**Task goal:** Restate the entries below verbatim.

**Supplied data:**
________________

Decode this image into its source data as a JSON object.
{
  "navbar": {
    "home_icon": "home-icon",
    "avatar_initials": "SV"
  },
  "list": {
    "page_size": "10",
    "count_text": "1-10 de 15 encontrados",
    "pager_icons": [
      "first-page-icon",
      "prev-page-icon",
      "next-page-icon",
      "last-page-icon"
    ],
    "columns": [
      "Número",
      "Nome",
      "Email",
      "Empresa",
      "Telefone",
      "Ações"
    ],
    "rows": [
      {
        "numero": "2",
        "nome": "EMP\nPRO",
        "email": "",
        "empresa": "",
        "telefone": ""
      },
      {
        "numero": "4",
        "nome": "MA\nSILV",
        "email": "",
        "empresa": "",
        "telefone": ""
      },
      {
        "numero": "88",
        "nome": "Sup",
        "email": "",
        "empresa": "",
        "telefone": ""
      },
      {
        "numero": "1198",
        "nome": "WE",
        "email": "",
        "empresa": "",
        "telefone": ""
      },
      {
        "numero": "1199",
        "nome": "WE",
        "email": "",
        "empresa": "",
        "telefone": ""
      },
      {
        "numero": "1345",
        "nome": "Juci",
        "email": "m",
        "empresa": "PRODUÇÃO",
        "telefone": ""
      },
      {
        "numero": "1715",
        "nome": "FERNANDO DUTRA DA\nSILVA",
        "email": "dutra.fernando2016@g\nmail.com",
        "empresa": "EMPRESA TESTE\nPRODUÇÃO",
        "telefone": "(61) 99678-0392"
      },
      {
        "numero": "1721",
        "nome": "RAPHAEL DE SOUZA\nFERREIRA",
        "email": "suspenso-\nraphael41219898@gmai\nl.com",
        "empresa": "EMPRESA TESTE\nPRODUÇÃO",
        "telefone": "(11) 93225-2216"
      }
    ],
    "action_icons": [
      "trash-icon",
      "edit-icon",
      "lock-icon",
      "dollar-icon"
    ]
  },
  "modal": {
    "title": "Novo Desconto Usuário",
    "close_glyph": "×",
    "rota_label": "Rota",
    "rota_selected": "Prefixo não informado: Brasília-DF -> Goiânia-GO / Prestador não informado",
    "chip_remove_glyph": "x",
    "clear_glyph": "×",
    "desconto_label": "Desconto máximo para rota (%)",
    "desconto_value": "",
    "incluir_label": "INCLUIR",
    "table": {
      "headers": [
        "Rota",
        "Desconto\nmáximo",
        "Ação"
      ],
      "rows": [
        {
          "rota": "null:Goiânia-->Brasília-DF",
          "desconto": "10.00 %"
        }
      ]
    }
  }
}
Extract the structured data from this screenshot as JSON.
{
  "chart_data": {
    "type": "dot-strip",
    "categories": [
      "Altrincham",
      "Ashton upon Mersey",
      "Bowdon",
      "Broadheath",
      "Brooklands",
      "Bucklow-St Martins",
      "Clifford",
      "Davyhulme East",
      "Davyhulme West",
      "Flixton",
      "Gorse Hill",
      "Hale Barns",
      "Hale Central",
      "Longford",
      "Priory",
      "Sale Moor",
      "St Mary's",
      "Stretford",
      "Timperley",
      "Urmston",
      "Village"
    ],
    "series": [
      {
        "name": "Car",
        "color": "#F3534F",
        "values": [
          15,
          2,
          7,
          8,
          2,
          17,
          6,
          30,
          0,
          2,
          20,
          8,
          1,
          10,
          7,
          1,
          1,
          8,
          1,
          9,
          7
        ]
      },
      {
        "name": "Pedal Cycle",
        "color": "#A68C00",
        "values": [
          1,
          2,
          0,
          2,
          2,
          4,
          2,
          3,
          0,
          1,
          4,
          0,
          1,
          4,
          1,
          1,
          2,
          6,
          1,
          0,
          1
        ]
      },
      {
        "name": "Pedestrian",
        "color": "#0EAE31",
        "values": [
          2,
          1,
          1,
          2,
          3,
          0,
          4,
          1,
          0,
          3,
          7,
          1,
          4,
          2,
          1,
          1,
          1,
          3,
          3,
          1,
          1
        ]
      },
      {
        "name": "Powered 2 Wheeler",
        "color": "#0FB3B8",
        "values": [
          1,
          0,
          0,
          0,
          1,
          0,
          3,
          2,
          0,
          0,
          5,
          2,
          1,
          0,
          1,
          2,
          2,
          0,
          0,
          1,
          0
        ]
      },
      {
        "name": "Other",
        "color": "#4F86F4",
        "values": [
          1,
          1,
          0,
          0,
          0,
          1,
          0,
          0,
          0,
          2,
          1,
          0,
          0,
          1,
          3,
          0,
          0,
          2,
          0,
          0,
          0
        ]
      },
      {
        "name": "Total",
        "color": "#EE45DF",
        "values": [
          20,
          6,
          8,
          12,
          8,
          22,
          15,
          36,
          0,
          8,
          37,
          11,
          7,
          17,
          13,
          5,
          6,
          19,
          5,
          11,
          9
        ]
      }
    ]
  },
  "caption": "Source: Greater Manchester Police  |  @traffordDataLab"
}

________________

**Result:**
Decode this image into its source data as a JSON object.
{
  "navbar": {
    "home_icon": "home-icon",
    "avatar_initials": "SV"
  },
  "list": {
    "page_size": "10",
    "count_text": "1-10 de 15 encontrados",
    "pager_icons": [
      "first-page-icon",
      "prev-page-icon",
      "next-page-icon",
      "last-page-icon"
    ],
    "columns": [
      "Número",
      "Nome",
      "Email",
      "Empresa",
      "Telefone",
      "Ações"
    ],
    "rows": [
      {
        "numero": "2",
        "nome": "EMP\nPRO",
        "email": "",
        "empresa": "",
        "telefone": ""
      },
      {
        "numero": "4",
        "nome": "MA\nSILV",
        "email": "",
        "empresa": "",
        "telefone": ""
      },
      {
        "numero": "88",
        "nome": "Sup",
        "email": "",
        "empresa": "",
        "telefone": ""
      },
      {
        "numero": "1198",
        "nome": "WE",
        "email": "",
        "empresa": "",
        "telefone": ""
      },
      {
        "numero": "1199",
        "nome": "WE",
        "email": "",
        "empresa": "",
        "telefone": ""
      },
      {
        "numero": "1345",
        "nome": "Juci",
        "email": "m",
        "empresa": "PRODUÇÃO",
        "telefone": ""
      },
      {
        "numero": "1715",
        "nome": "FERNANDO DUTRA DA\nSILVA",
        "email": "dutra.fernando2016@g\nmail.com",
        "empresa": "EMPRESA TESTE\nPRODUÇÃO",
        "telefone": "(61) 99678-0392"
      },
      {
        "numero": "1721",
        "nome": "RAPHAEL DE SOUZA\nFERREIRA",
        "email": "suspenso-\nraphael41219898@gmai\nl.com",
        "empresa": "EMPRESA TESTE\nPRODUÇÃO",
        "telefone": "(11) 93225-2216"
      }
    ],
    "action_icons": [
      "trash-icon",
      "edit-icon",
      "lock-icon",
      "dollar-icon"
    ]
  },
  "modal": {
    "title": "Novo Desconto Usuário",
    "close_glyph": "×",
    "rota_label": "Rota",
    "rota_selected": "Prefixo não informado: Brasília-DF -> Goiânia-GO / Prestador não informado",
    "chip_remove_glyph": "x",
    "clear_glyph": "×",
    "desconto_label": "Desconto máximo para rota (%)",
    "desconto_value": "",
    "incluir_label": "INCLUIR",
    "table": {
      "headers": [
        "Rota",
        "Desconto\nmáximo",
        "Ação"
      ],
      "rows": [
        {
          "rota": "null:Goiânia-->Brasília-DF",
          "desconto": "10.00 %"
        }
      ]
    }
  }
}
Extract the structured data from this screenshot as JSON.
{
  "chart_data": {
    "type": "dot-strip",
    "categories": [
      "Altrincham",
      "Ashton upon Mersey",
      "Bowdon",
      "Broadheath",
      "Brooklands",
      "Bucklow-St Martins",
      "Clifford",
      "Davyhulme East",
      "Davyhulme West",
      "Flixton",
      "Gorse Hill",
      "Hale Barns",
      "Hale Central",
      "Longford",
      "Priory",
      "Sale Moor",
      "St Mary's",
      "Stretford",
      "Timperley",
      "Urmston",
      "Village"
    ],
    "series": [
      {
        "name": "Car",
        "color": "#F3534F",
        "values": [
          15,
          2,
          7,
          8,
          2,
          17,
          6,
          30,
          0,
          2,
          20,
          8,
          1,
          10,
          7,
          1,
          1,
          8,
          1,
          9,
          7
        ]
      },
      {
        "name": "Pedal Cycle",
        "color": "#A68C00",
        "values": [
          1,
          2,
          0,
          2,
          2,
          4,
          2,
          3,
          0,
          1,
          4,
          0,
          1,
          4,
          1,
          1,
          2,
          6,
          1,
          0,
          1
        ]
      },
      {
        "name": "Pedestrian",
        "color": "#0EAE31",
        "values": [
          2,
          1,
          1,
          2,
          3,
          0,
          4,
          1,
          0,
          3,
          7,
          1,
          4,
          2,
          1,
          1,
          1,
          3,
          3,
          1,
          1
        ]
      },
      {
        "name": "Powered 2 Wheeler",
        "color": "#0FB3B8",
        "values": [
          1,
          0,
          0,
          0,
          1,
          0,
          3,
          2,
          0,
          0,
          5,
          2,
          1,
          0,
          1,
          2,
          2,
          0,
          0,
          1,
          0
        ]
      },
      {
        "name": "Other",
        "color": "#4F86F4",
        "values": [
          1,
          1,
          0,
          0,
          0,
          1,
          0,
          0,
          0,
          2,
          1,
          0,
          0,
          1,
          3,
          0,
          0,
          2,
          0,
          0,
          0
        ]
      },
      {
        "name": "Total",
        "color": "#EE45DF",
        "values": [
          20,
          6,
          8,
          12,
          8,
          22,
          15,
          36,
          0,
          8,
          37,
          11,
          7,
          17,
          13,
          5,
          6,
          19,
          5,
          11,
          9
        ]
      }
    ]
  },
  "caption": "Source: Greater Manchester Police  |  @traffordDataLab"
}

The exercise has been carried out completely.